(Element placement data)

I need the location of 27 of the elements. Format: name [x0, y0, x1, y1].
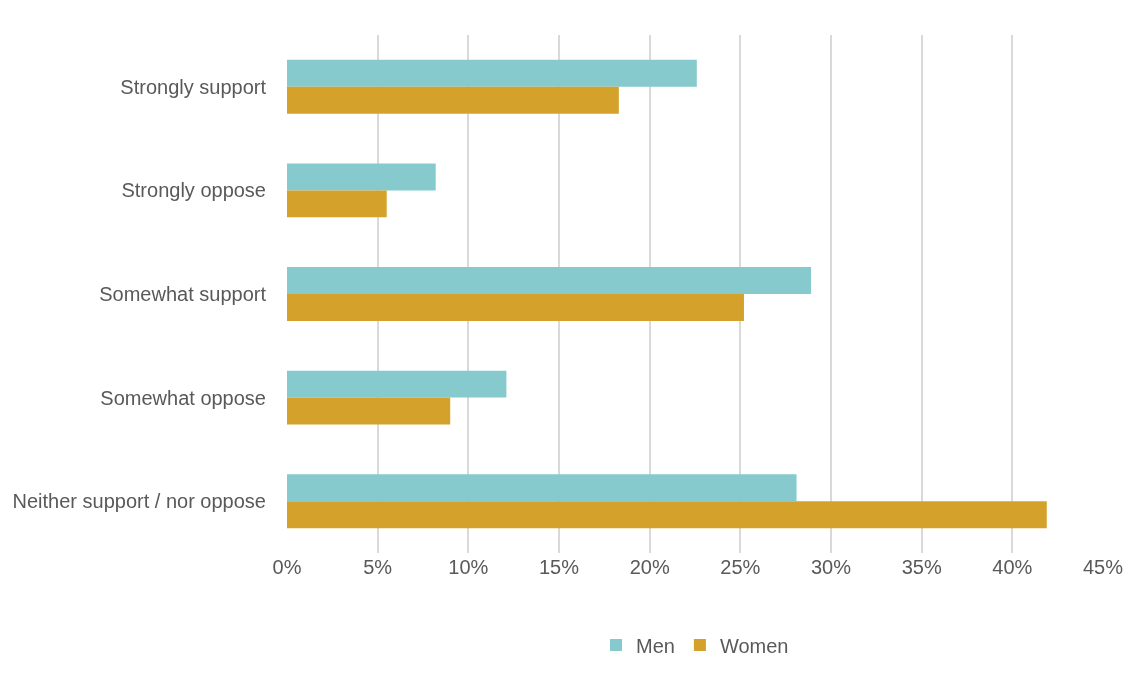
x-tick-label: 30% — [810, 556, 852, 578]
x-tick-label: 45% — [1082, 556, 1124, 578]
legend-label: Women — [719, 634, 789, 657]
x-tick-label: 10% — [448, 556, 489, 578]
bar — [287, 474, 797, 502]
bar — [287, 267, 812, 294]
bar — [287, 59, 697, 87]
bar — [287, 190, 387, 218]
y-tick-label: Strongly oppose — [121, 179, 266, 202]
x-tick-label: 15% — [538, 556, 580, 578]
y-tick-label: Somewhat oppose — [100, 386, 266, 409]
bar — [287, 294, 744, 321]
y-tick-label: Strongly support — [120, 75, 267, 98]
y-tick-label: Neither support / nor oppose — [12, 490, 266, 513]
bar — [287, 501, 1047, 529]
x-tick-label: 40% — [992, 556, 1033, 578]
bar — [287, 370, 507, 398]
x-tick-label: 25% — [720, 556, 761, 578]
bar — [287, 163, 436, 191]
x-tick-label: 0% — [272, 556, 302, 578]
bar — [287, 86, 619, 114]
x-tick-label: 20% — [629, 556, 670, 578]
x-tick-label: 5% — [363, 556, 393, 578]
legend-label: Men — [636, 634, 675, 657]
bar — [287, 397, 451, 425]
y-tick-label: Somewhat support — [99, 283, 267, 305]
x-tick-label: 35% — [901, 556, 942, 578]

(Written request) Lay out the lines above as a Markdown table with the columns Row and Line, giving each line its own numbered row. Skip any blank lines, and leave the pictures out.

(Written response)
| Row | Line |
|---|---|
| 1 | I need the location of 27 of the elements. Format: name [x0, y0, x1, y1]. |
| 2 | x-tick-label: 30% — [810, 556, 852, 578] |
| 3 | x-tick-label: 45% — [1082, 556, 1124, 578] |
| 4 | legend-label: Women — [719, 634, 789, 657] |
| 5 | x-tick-label: 10% — [448, 556, 489, 578] |
| 6 | bar — [287, 474, 797, 502] |
| 7 | bar — [287, 267, 812, 294] |
| 8 | bar — [287, 59, 697, 87] |
| 9 | bar — [287, 190, 387, 218] |
| 10 | y-tick-label: Strongly oppose — [121, 179, 266, 202] |
| 11 | x-tick-label: 15% — [538, 556, 580, 578] |
| 12 | y-tick-label: Somewhat oppose — [100, 386, 266, 409] |
| 13 | bar — [287, 294, 744, 321] |
| 14 | y-tick-label: Strongly support — [120, 75, 267, 98] |
| 15 | y-tick-label: Neither support / nor oppose — [12, 490, 266, 513] |
| 16 | bar — [287, 501, 1047, 529] |
| 17 | x-tick-label: 40% — [992, 556, 1033, 578] |
| 18 | bar — [287, 370, 507, 398] |
| 19 | x-tick-label: 25% — [720, 556, 761, 578] |
| 20 | bar — [287, 163, 436, 191] |
| 21 | x-tick-label: 0% — [272, 556, 302, 578] |
| 22 | bar — [287, 86, 619, 114] |
| 23 | x-tick-label: 20% — [629, 556, 670, 578] |
| 24 | x-tick-label: 5% — [363, 556, 393, 578] |
| 25 | legend-label: Men — [636, 634, 675, 657] |
| 26 | bar — [287, 397, 451, 425] |
| 27 | y-tick-label: Somewhat support — [99, 283, 267, 305] |
| 28 | x-tick-label: 35% — [901, 556, 942, 578] |